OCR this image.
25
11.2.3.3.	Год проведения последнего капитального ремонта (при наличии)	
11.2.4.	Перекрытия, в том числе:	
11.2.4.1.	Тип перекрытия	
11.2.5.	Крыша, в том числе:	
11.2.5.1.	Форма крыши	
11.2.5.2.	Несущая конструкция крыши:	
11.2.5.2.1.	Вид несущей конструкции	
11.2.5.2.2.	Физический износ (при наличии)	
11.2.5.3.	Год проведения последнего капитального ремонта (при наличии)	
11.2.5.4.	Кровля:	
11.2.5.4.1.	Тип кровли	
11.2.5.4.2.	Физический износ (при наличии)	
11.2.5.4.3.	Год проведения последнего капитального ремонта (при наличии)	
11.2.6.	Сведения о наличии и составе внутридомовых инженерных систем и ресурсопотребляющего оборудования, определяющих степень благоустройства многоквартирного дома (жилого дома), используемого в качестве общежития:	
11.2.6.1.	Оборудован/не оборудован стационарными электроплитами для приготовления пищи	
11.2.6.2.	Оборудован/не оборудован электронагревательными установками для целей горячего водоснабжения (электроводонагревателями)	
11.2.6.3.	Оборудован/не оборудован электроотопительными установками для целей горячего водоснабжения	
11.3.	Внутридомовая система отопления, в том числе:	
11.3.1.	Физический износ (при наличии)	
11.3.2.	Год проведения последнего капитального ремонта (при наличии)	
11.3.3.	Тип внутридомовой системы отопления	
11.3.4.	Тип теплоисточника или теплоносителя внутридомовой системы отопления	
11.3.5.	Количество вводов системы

---

__GIVEN REQUEST__: Reproduce each entry exactly, leaving out nothing.

__RESPONSE__:
OCR this image.
25
11.2.3.3.	Год проведения последнего капитального ремонта (при наличии)	
11.2.4.	Перекрытия, в том числе:	
11.2.4.1.	Тип перекрытия	
11.2.5.	Крыша, в том числе:	
11.2.5.1.	Форма крыши	
11.2.5.2.	Несущая конструкция крыши:	
11.2.5.2.1.	Вид несущей конструкции	
11.2.5.2.2.	Физический износ (при наличии)	
11.2.5.3.	Год проведения последнего капитального ремонта (при наличии)	
11.2.5.4.	Кровля:	
11.2.5.4.1.	Тип кровли	
11.2.5.4.2.	Физический износ (при наличии)	
11.2.5.4.3.	Год проведения последнего капитального ремонта (при наличии)	
11.2.6.	Сведения о наличии и составе внутридомовых инженерных систем и ресурсопотребляющего оборудования, определяющих степень благоустройства многоквартирного дома (жилого дома), используемого в качестве общежития:	
11.2.6.1.	Оборудован/не оборудован стационарными электроплитами для приготовления пищи	
11.2.6.2.	Оборудован/не оборудован электронагревательными установками для целей горячего водоснабжения (электроводонагревателями)	
11.2.6.3.	Оборудован/не оборудован электроотопительными установками для целей горячего водоснабжения	
11.3.	Внутридомовая система отопления, в том числе:	
11.3.1.	Физический износ (при наличии)	
11.3.2.	Год проведения последнего капитального ремонта (при наличии)	
11.3.3.	Тип внутридомовой системы отопления	
11.3.4.	Тип теплоисточника или теплоносителя внутридомовой системы отопления	
11.3.5.	Количество вводов системы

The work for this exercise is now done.